- **What the exercise asks**
Please list all lines of the material below in which the string "Packet" occurs.

- **Records about charts and figures**
· · · · ·

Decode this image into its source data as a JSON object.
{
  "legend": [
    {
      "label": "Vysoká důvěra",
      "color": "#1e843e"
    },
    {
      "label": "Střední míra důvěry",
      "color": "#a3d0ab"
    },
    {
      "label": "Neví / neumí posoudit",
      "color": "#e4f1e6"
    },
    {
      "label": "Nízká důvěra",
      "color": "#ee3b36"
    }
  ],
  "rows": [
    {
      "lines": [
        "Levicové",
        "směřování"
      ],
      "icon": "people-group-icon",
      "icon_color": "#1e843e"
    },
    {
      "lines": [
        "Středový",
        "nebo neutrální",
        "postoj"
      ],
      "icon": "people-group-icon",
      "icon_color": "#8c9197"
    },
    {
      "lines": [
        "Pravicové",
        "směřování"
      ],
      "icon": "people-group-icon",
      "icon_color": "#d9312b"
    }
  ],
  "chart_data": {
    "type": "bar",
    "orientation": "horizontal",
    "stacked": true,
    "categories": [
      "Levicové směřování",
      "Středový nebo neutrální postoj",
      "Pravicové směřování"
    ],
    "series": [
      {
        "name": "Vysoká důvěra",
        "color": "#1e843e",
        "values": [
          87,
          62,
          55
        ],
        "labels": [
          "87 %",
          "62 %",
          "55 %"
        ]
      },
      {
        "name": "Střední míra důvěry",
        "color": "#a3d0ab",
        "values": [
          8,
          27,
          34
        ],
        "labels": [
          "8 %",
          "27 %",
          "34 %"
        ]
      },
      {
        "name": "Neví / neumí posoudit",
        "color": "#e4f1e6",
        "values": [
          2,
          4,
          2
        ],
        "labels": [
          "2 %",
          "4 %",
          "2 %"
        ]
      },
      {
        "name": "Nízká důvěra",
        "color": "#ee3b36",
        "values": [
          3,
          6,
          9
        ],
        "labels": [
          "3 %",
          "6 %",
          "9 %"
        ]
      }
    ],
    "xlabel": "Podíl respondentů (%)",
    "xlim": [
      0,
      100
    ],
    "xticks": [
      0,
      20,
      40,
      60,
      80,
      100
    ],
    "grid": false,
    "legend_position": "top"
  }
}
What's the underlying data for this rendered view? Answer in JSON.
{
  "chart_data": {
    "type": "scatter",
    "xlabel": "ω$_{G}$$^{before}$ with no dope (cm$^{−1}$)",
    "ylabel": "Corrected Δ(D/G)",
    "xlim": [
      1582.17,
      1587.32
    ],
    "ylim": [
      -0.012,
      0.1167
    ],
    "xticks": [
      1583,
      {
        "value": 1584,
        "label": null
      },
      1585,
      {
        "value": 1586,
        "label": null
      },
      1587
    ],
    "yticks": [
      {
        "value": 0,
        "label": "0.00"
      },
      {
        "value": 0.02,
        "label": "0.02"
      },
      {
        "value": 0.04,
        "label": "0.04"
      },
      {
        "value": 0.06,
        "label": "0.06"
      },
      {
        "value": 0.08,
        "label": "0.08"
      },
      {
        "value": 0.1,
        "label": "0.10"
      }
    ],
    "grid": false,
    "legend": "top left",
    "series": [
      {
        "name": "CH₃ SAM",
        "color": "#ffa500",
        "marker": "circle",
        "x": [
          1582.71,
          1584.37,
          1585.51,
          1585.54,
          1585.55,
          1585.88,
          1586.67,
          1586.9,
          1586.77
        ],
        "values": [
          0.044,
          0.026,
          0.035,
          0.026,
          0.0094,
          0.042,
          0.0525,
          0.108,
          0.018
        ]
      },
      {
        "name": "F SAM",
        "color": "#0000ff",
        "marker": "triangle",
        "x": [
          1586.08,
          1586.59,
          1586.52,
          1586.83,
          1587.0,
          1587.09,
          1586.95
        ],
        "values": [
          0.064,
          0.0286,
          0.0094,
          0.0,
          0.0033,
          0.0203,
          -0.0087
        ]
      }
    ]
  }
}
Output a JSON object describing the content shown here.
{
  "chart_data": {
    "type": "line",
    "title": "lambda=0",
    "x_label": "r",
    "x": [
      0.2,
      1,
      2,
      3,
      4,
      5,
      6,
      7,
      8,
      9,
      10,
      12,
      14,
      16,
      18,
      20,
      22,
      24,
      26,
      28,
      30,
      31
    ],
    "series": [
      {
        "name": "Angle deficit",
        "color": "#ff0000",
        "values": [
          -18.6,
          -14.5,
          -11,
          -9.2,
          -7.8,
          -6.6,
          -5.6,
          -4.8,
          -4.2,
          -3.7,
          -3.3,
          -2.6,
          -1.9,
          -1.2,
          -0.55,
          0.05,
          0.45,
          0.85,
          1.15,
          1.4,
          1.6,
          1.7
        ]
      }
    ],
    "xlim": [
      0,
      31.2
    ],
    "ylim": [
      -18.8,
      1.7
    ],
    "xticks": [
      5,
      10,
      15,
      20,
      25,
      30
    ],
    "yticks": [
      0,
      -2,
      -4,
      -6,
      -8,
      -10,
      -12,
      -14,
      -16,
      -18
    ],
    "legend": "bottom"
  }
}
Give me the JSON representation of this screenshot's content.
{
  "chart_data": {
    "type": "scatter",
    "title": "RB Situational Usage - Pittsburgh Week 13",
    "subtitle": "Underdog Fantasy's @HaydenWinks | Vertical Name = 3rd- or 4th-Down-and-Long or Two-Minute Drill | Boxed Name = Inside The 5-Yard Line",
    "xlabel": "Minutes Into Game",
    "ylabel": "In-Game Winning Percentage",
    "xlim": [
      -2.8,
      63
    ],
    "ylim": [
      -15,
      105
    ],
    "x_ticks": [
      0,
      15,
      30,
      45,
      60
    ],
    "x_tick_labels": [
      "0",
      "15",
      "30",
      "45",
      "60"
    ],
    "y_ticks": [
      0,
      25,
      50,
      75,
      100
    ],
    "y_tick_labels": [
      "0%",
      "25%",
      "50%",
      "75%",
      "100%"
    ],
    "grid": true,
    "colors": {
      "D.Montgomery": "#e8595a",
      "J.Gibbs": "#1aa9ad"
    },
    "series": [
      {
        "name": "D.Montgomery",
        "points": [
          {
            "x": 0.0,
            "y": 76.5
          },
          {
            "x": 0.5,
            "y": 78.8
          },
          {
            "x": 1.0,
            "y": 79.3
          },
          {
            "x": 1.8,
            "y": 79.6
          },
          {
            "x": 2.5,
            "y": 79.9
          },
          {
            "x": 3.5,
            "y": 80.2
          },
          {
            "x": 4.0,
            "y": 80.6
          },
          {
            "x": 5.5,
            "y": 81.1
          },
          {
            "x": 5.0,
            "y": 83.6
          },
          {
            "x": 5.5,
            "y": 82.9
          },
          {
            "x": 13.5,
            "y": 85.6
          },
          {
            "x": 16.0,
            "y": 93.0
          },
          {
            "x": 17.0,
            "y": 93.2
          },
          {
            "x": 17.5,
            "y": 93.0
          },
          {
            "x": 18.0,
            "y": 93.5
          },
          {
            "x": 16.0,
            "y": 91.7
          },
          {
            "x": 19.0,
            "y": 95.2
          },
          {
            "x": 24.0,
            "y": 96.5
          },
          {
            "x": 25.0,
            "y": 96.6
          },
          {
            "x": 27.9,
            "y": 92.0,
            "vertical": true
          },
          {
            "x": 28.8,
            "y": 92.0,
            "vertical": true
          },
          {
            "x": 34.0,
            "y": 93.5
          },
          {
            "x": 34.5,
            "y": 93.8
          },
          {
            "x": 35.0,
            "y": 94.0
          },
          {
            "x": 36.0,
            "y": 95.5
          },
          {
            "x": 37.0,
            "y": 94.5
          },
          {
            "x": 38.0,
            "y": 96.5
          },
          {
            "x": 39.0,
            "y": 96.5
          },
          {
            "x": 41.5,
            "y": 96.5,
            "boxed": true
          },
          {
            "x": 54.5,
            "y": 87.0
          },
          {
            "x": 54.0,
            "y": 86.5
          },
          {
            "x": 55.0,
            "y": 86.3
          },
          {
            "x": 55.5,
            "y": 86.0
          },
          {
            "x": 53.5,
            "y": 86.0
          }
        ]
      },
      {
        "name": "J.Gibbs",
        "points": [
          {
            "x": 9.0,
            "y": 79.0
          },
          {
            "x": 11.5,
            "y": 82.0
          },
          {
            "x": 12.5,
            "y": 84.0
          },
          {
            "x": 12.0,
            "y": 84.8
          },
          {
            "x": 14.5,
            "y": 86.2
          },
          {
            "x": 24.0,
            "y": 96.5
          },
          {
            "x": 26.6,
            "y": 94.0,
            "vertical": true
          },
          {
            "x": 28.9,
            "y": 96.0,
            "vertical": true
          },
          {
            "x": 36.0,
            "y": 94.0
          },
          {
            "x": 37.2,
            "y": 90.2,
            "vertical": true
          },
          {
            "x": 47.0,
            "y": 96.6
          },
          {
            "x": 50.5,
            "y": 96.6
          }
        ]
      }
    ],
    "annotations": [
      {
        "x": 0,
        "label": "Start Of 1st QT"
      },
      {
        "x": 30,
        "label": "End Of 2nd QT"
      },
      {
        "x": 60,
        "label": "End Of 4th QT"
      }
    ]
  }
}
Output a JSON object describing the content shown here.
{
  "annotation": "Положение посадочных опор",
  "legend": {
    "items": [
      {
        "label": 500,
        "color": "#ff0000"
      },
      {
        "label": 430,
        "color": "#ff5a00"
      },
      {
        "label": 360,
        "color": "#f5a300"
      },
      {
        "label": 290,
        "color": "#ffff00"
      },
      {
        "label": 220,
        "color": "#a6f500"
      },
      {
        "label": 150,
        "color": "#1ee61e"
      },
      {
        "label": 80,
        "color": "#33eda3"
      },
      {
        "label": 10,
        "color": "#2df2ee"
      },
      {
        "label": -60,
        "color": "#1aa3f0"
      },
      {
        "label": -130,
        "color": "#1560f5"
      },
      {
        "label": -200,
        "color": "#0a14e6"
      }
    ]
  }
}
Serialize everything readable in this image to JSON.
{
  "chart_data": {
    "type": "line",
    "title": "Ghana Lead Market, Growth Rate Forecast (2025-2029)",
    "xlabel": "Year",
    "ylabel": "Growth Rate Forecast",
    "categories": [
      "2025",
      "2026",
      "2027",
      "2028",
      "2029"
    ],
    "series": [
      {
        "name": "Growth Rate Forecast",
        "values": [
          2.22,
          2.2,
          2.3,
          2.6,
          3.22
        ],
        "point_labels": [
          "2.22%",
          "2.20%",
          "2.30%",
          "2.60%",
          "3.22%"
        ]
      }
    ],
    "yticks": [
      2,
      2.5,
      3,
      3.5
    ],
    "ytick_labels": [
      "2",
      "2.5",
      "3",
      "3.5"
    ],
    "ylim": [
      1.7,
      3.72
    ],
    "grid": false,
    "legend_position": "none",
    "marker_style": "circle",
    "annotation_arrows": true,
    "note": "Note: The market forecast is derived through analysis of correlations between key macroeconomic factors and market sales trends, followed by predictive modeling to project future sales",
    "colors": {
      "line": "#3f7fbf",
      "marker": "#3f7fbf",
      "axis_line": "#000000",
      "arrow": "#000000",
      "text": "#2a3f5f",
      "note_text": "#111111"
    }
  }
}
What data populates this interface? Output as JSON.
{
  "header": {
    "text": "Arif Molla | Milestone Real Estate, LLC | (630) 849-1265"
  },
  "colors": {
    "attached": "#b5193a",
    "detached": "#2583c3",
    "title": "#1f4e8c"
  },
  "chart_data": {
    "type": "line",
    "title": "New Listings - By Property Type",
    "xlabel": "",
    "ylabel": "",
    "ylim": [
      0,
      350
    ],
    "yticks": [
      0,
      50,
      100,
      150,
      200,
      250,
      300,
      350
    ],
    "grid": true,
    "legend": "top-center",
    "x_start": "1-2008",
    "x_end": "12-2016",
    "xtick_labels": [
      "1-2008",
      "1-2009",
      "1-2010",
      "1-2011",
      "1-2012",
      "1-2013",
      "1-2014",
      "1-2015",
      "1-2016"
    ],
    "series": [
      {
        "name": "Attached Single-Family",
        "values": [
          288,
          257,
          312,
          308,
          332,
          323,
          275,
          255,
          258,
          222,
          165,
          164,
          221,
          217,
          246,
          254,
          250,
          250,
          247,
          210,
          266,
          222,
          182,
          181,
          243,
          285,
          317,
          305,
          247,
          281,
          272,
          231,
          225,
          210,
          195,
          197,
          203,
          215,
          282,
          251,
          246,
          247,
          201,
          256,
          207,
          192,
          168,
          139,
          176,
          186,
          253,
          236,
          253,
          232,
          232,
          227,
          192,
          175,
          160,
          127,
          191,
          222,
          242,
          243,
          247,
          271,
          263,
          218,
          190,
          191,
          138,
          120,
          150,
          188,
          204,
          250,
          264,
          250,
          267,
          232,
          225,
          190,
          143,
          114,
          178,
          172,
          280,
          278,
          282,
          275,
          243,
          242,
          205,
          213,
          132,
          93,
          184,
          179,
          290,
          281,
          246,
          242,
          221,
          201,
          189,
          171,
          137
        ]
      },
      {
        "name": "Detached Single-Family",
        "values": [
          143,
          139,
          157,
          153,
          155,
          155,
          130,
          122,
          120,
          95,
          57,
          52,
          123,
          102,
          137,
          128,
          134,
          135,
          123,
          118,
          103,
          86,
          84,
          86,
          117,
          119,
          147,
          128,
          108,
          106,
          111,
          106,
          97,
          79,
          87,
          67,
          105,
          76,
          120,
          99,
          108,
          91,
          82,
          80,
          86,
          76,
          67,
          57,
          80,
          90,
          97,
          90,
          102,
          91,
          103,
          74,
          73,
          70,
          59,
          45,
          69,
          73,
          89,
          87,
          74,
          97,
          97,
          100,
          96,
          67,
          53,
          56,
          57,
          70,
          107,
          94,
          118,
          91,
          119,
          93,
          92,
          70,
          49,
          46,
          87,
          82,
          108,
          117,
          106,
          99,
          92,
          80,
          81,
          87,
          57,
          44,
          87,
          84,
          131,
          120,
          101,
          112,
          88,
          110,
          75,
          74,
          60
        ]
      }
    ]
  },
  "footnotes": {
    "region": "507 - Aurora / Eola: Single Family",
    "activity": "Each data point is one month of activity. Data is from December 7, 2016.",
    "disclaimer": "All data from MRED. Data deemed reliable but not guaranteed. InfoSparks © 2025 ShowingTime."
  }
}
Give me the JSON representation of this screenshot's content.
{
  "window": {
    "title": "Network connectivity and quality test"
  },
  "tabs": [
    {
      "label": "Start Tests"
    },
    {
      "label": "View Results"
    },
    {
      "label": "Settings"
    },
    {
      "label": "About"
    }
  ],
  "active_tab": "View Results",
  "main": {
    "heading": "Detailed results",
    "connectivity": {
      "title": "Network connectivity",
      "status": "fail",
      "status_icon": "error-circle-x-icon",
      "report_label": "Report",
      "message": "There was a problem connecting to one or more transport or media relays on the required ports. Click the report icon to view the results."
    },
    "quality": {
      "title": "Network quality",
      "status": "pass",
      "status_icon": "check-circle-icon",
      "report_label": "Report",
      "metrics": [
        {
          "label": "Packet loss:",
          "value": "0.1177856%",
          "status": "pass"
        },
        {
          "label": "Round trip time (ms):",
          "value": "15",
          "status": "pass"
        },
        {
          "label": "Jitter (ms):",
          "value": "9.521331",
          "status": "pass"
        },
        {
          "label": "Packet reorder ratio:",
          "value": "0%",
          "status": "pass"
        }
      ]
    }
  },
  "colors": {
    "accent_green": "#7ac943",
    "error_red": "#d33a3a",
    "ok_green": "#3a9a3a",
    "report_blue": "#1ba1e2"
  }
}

· · · · ·

- **Exercise response**
          "label": "Packet loss:",
          "label": "Packet reorder ratio:",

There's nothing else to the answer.